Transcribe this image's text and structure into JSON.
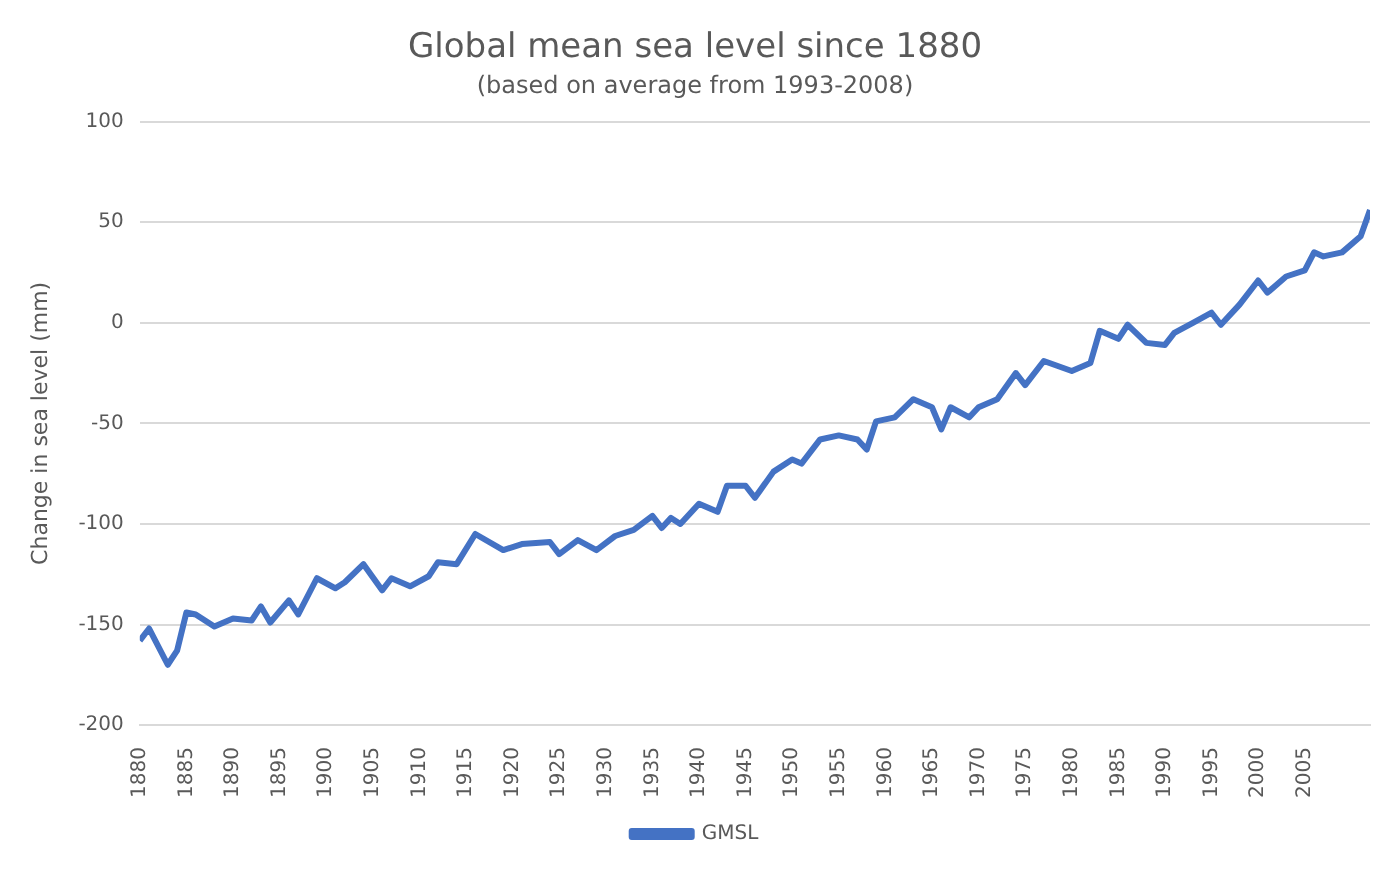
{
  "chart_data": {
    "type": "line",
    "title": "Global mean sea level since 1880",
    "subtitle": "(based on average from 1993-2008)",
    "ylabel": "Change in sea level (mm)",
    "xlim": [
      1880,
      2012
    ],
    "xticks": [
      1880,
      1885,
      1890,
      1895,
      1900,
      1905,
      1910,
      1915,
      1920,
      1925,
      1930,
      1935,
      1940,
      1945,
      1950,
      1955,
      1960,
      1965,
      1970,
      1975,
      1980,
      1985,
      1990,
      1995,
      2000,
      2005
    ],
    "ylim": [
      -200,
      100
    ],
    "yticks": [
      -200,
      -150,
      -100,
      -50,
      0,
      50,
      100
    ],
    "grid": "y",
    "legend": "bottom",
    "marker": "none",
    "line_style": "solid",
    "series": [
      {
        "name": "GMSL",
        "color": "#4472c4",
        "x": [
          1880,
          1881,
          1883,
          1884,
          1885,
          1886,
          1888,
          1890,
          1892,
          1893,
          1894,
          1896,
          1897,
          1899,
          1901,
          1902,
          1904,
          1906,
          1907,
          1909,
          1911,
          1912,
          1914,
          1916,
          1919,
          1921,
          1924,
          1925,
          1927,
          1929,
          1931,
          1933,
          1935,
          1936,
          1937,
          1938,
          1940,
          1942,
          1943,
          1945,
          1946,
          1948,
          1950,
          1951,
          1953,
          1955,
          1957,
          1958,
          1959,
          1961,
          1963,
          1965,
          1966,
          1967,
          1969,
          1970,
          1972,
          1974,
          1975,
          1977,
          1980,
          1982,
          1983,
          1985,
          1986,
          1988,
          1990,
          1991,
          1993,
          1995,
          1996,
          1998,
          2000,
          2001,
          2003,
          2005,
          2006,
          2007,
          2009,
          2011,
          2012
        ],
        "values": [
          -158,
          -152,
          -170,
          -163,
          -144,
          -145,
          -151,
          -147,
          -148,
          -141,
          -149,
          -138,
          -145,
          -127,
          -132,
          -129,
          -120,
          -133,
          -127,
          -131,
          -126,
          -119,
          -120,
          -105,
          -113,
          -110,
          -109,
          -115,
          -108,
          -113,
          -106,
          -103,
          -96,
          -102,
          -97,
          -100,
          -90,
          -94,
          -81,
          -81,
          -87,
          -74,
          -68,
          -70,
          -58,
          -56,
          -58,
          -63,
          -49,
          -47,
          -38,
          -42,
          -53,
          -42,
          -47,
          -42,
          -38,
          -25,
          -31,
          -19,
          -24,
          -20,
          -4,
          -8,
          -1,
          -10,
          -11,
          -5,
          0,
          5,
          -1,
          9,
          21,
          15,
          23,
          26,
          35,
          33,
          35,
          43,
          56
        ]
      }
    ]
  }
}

※ ※ ※

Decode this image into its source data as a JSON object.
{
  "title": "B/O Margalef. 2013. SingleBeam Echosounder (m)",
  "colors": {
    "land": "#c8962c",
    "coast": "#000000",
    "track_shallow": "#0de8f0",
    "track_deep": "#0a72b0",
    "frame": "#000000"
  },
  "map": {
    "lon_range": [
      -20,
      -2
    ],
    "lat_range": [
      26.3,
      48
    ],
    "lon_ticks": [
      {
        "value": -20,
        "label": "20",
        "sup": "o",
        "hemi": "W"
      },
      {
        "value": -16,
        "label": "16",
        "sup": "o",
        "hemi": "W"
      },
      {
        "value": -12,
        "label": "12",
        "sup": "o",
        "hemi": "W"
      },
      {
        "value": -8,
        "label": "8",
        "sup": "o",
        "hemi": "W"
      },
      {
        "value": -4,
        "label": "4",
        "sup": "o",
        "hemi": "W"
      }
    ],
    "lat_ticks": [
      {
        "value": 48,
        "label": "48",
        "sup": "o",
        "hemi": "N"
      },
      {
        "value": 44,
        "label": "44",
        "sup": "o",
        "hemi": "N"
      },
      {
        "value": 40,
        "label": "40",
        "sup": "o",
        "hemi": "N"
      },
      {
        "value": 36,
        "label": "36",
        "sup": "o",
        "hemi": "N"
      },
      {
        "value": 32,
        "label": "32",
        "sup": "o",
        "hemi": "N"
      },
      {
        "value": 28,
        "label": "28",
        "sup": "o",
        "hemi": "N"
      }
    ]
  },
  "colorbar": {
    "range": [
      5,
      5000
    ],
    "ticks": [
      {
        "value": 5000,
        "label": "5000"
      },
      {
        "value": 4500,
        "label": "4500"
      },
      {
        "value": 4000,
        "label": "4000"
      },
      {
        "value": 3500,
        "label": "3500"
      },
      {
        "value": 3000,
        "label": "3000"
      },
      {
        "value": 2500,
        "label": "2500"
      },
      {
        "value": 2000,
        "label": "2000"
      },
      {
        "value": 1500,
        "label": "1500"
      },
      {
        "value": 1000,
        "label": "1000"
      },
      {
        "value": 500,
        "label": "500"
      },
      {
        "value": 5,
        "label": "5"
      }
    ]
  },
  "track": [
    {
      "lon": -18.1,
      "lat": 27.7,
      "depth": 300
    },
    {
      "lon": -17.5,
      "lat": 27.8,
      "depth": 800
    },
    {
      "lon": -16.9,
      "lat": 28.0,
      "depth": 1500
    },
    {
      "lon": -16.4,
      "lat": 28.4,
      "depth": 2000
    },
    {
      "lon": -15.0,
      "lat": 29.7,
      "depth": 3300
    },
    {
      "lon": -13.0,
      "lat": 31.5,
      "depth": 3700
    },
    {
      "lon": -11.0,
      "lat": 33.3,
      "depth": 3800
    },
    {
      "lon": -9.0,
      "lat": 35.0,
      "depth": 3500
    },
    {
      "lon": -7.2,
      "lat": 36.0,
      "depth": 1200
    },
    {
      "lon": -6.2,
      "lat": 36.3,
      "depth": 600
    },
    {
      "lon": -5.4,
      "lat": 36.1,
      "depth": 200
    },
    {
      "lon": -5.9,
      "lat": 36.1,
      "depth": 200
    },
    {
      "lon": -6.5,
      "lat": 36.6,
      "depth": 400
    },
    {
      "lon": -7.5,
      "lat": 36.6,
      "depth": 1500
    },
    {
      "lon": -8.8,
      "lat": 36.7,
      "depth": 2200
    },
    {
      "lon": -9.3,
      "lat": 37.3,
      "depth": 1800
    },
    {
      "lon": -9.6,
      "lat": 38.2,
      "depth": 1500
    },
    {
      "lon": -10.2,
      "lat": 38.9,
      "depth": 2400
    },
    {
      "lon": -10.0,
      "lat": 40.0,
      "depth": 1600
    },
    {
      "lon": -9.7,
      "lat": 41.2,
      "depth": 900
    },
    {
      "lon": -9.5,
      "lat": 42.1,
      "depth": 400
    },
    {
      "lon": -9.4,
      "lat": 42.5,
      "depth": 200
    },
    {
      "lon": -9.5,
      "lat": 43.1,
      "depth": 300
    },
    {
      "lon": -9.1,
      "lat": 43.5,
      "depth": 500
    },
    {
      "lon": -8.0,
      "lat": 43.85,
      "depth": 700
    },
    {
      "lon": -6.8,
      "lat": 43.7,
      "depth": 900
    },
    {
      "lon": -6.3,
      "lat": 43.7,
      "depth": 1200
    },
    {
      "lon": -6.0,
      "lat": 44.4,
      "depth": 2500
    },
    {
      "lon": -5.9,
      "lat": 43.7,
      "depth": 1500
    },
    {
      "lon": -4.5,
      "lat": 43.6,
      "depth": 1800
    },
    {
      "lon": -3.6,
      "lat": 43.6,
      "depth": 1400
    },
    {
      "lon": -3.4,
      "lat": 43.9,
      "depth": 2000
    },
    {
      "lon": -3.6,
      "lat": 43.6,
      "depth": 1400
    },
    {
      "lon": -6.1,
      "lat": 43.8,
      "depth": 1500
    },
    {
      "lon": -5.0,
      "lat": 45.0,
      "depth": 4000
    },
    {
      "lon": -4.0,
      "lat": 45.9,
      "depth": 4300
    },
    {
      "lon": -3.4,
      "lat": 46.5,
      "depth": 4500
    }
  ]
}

※ ※ ※

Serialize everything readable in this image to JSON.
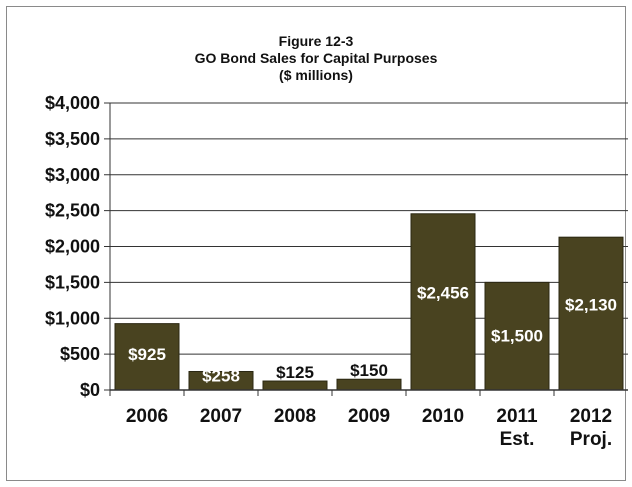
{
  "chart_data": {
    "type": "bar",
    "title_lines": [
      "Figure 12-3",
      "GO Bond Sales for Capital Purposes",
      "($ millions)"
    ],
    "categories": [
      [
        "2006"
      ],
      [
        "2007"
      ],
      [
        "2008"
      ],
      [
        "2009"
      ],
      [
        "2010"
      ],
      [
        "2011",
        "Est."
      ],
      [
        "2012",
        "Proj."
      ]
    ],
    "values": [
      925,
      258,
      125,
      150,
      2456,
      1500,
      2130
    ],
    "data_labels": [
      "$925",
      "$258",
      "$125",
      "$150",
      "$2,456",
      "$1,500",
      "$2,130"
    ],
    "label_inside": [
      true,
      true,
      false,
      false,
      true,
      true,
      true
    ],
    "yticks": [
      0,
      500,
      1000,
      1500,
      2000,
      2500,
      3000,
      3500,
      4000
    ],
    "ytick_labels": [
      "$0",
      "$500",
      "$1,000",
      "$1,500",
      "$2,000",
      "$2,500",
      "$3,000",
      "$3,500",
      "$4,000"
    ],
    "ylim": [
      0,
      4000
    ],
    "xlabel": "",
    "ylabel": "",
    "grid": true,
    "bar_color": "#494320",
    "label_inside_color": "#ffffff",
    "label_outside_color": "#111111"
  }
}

※ ※ ※

■ Short task ■
Extract every line that has the string "JSON" in it.

■ Complete output ■
Transcribe this image's text and structure into JSON.
Decode this image into its source data as a JSON object.
Serialize everything readable in this image to JSON.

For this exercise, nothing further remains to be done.